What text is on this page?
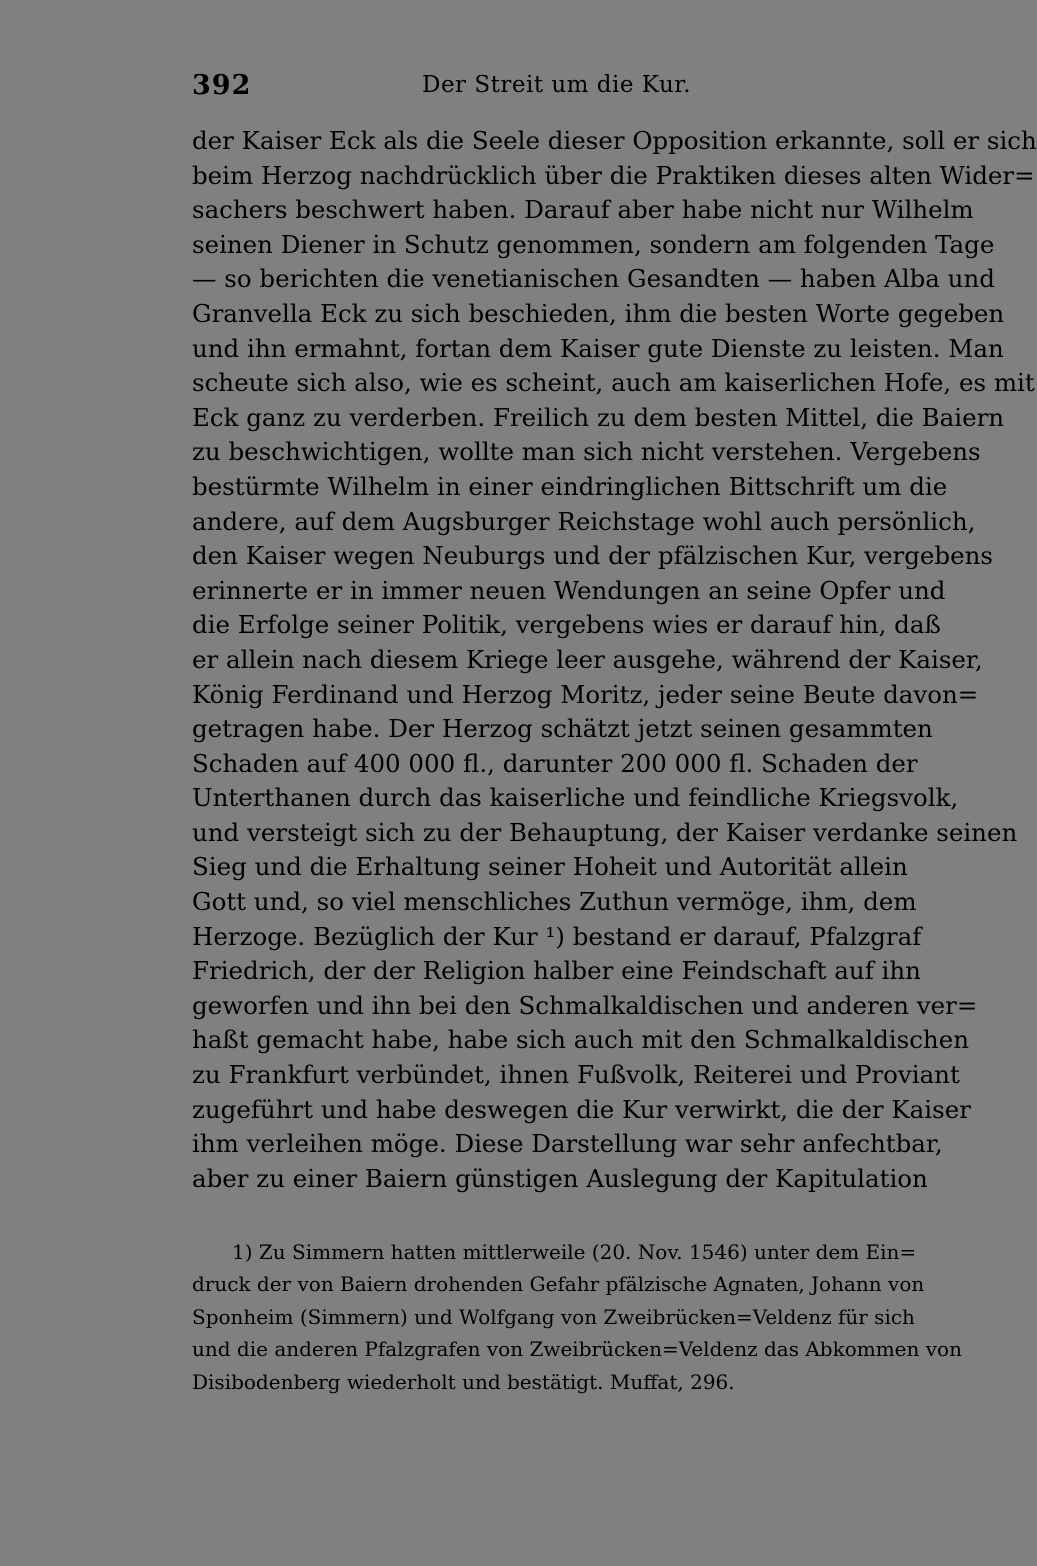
392	Der Streit um die Kur.
der Kaiser Eck als die Seele dieser Opposition erkannte, soll er sich
beim Herzog nachdrücklich über die Praktiken dieses alten Wider=
sachers beschwert haben. Darauf aber habe nicht nur Wilhelm
seinen Diener in Schutz genommen, sondern am folgenden Tage
— so berichten die venetianischen Gesandten — haben Alba und
Granvella Eck zu sich beschieden, ihm die besten Worte gegeben
und ihn ermahnt, fortan dem Kaiser gute Dienste zu leisten. Man
scheute sich also, wie es scheint, auch am kaiserlichen Hofe, es mit
Eck ganz zu verderben. Freilich zu dem besten Mittel, die Baiern
zu beschwichtigen, wollte man sich nicht verstehen. Vergebens
bestürmte Wilhelm in einer eindringlichen Bittschrift um die
andere, auf dem Augsburger Reichstage wohl auch persönlich,
den Kaiser wegen Neuburgs und der pfälzischen Kur, vergebens
erinnerte er in immer neuen Wendungen an seine Opfer und
die Erfolge seiner Politik, vergebens wies er darauf hin, daß
er allein nach diesem Kriege leer ausgehe, während der Kaiser,
König Ferdinand und Herzog Moritz, jeder seine Beute davon=
getragen habe. Der Herzog schätzt jetzt seinen gesammten
Schaden auf 400 000 fl., darunter 200 000 fl. Schaden der
Unterthanen durch das kaiserliche und feindliche Kriegsvolk,
und versteigt sich zu der Behauptung, der Kaiser verdanke seinen
Sieg und die Erhaltung seiner Hoheit und Autorität allein
Gott und, so viel menschliches Zuthun vermöge, ihm, dem
Herzoge. Bezüglich der Kur ¹) bestand er darauf, Pfalzgraf
Friedrich, der der Religion halber eine Feindschaft auf ihn
geworfen und ihn bei den Schmalkaldischen und anderen ver=
haßt gemacht habe, habe sich auch mit den Schmalkaldischen
zu Frankfurt verbündet, ihnen Fußvolk, Reiterei und Proviant
zugeführt und habe deswegen die Kur verwirkt, die der Kaiser
ihm verleihen möge. Diese Darstellung war sehr anfechtbar,
aber zu einer Baiern günstigen Auslegung der Kapitulation
1) Zu Simmern hatten mittlerweile (20. Nov. 1546) unter dem Ein=
druck der von Baiern drohenden Gefahr pfälzische Agnaten, Johann von
Sponheim (Simmern) und Wolfgang von Zweibrücken=Veldenz für sich
und die anderen Pfalzgrafen von Zweibrücken=Veldenz das Abkommen von
Disibodenberg wiederholt und bestätigt. Muffat, 296.
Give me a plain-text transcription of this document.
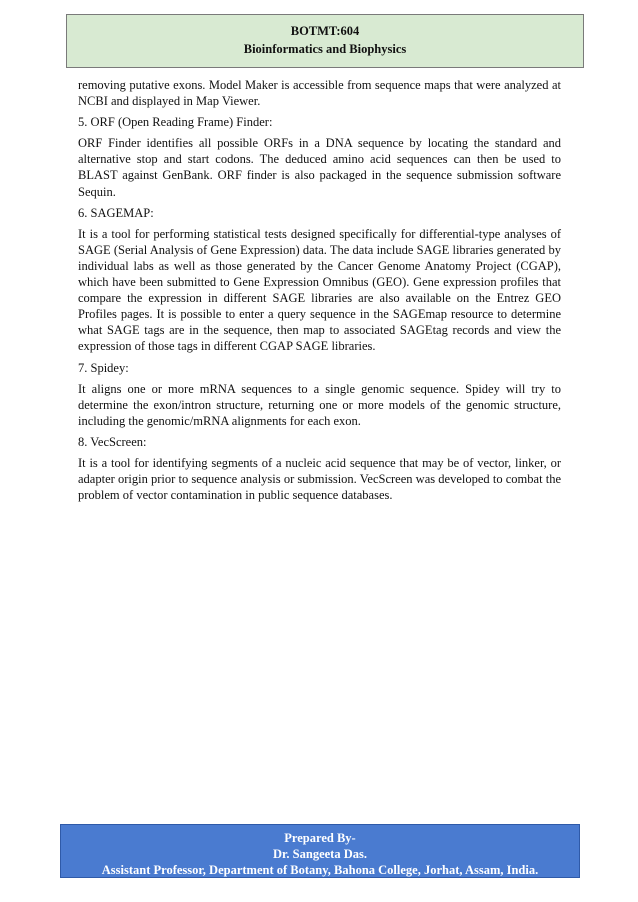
BOTMT:604
Bioinformatics and Biophysics

removing putative exons. Model Maker is accessible from sequence maps that were analyzed at NCBI and displayed in Map Viewer.

5. ORF (Open Reading Frame) Finder:

ORF Finder identifies all possible ORFs in a DNA sequence by locating the standard and alternative stop and start codons. The deduced amino acid sequences can then be used to BLAST against GenBank. ORF finder is also packaged in the sequence submission software Sequin.

6. SAGEMAP:

It is a tool for performing statistical tests designed specifically for differential-type analyses of SAGE (Serial Analysis of Gene Expression) data. The data include SAGE libraries generated by individual labs as well as those generated by the Cancer Genome Anatomy Project (CGAP), which have been submitted to Gene Expression Omnibus (GEO). Gene expression profiles that compare the expression in different SAGE libraries are also available on the Entrez GEO Profiles pages. It is possible to enter a query sequence in the SAGEmap resource to determine what SAGE tags are in the sequence, then map to associated SAGEtag records and view the expression of those tags in different CGAP SAGE libraries.

7. Spidey:

It aligns one or more mRNA sequences to a single genomic sequence. Spidey will try to determine the exon/intron structure, returning one or more models of the genomic structure, including the genomic/mRNA alignments for each exon.

8. VecScreen:

It is a tool for identifying segments of a nucleic acid sequence that may be of vector, linker, or adapter origin prior to sequence analysis or submission. VecScreen was developed to combat the problem of vector contamination in public sequence databases.

Prepared By-
Dr. Sangeeta Das.
Assistant Professor, Department of Botany, Bahona College, Jorhat, Assam, India.
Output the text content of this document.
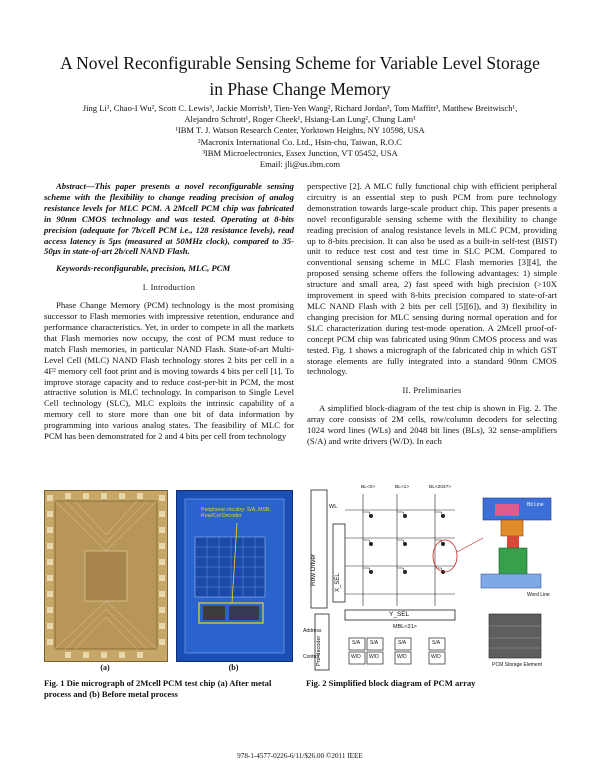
A Novel Reconfigurable Sensing Scheme for Variable Level Storage
in Phase Change Memory
Jing Li¹, Chao-I Wu², Scott C. Lewis³, Jackie Morrish³, Tien-Yen Wang², Richard Jordan³, Tom Maffitt³, Matthew Breitwisch¹,
Alejandro Schrott¹, Roger Cheek¹, Hsiang-Lan Lung², Chung Lam¹
¹IBM T. J. Watson Research Center, Yorktown Heights, NY 10598, USA
²Macronix International Co. Ltd., Hsin-chu, Taiwan, R.O.C
³IBM Microelectronics, Essex Junction, VT 05452, USA
Email: jli@us.ibm.com

Abstract—This paper presents a novel reconfigurable sensing scheme with the flexibility to change reading precision of analog resistance levels for MLC PCM. A 2Mcell PCM chip was fabricated in 90nm CMOS technology and was tested. Operating at 8-bits precision (adequate for 7b/cell PCM i.e., 128 resistance levels), read access latency is 5μs (measured at 50MHz clock), compared to 35-50μs in state-of-art 2b/cell NAND Flash.

Keywords-reconfigurable, precision, MLC, PCM

I. Introduction

Phase Change Memory (PCM) technology is the most promising successor to Flash memories with impressive retention, endurance and performance characteristics. Yet, in order to compete in all the markets that Flash memories now occupy, the cost of PCM must reduce to match Flash memories, in particular NAND Flash. State-of-art Multi-Level Cell (MLC) NAND Flash technology stores 2 bits per cell in a 4F² memory cell foot print and is moving towards 4 bits per cell [1]. To improve storage capacity and to reduce cost-per-bit in PCM, the most attractive solution is MLC technology. In comparison to Single Level Cell technology (SLC), MLC exploits the intrinsic capability of a memory cell to store more than one bit of data information by programming into various analog states. The feasibility of MLC for PCM has been demonstrated for 2 and 4 bits per cell from technology

perspective [2]. A MLC fully functional chip with efficient peripheral circuitry is an essential step to push PCM from pure technology demonstration towards large-scale product chip. This paper presents a novel reconfigurable sensing scheme with the flexibility to change reading precision of analog resistance levels in MLC PCM, providing up to 8-bits precision. It can also be used as a built-in self-test (BIST) unit to reduce test cost and test time in SLC PCM. Compared to conventional sensing scheme in MLC Flash memories [3][4], the proposed sensing scheme offers the following advantages: 1) simple structure and small area, 2) fast speed with high precision (>10X improvement in speed with 8-bits precision compared to state-of-art MLC NAND Flash with 2 bits per cell [5][6]), and 3) flexibility in changing precision for MLC sensing during normal operation and for SLC characterization during test-mode operation. A 2Mcell proof-of-concept PCM chip was fabricated using 90nm CMOS process and was tested. Fig. 1 shows a micrograph of the fabricated chip in which GST storage elements are fully integrated into a standard 90nm CMOS technology.

II. Preliminaries

A simplified block-diagram of the test chip is shown in Fig. 2. The array core consists of 2M cells, row/column decoders for selecting 1024 word lines (WLs) and 2048 bit lines (BLs), 32 sense-amplifiers (S/A) and write drivers (W/D). In each

Peripheral circuitry: S/A, MSB, Row/Col Decoder
(a)	(b)
Fig. 1 Die micrograph of 2Mcell PCM test chip (a) After metal process and (b) Before metal process
Row Driver	X_SEL
WL
Y_SEL
MBL<31>
Pre-decoder
Address
Control
BL<0>	BL<1>	BL<2047>
S/A S/A	S/A	S/A
W/D W/D	W/D	W/D
Bit Line
Word Line
PCM Storage Element
Fig. 2 Simplified block diagram of PCM array
978-1-4577-0226-6/11/$26.00 ©2011 IEEE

- **INSTRUCTIONS TO FOLLOW**
The required output is each line of the entries that contains the word "Spidey".

- **SOLUTION TO THE EXERCISE**
7. Spidey:
It aligns one or more mRNA sequences to a single genomic sequence. Spidey will try to determine the exon/intron structure, returning one or more models of the genomic structure, including the genomic/mRNA alignments for each exon.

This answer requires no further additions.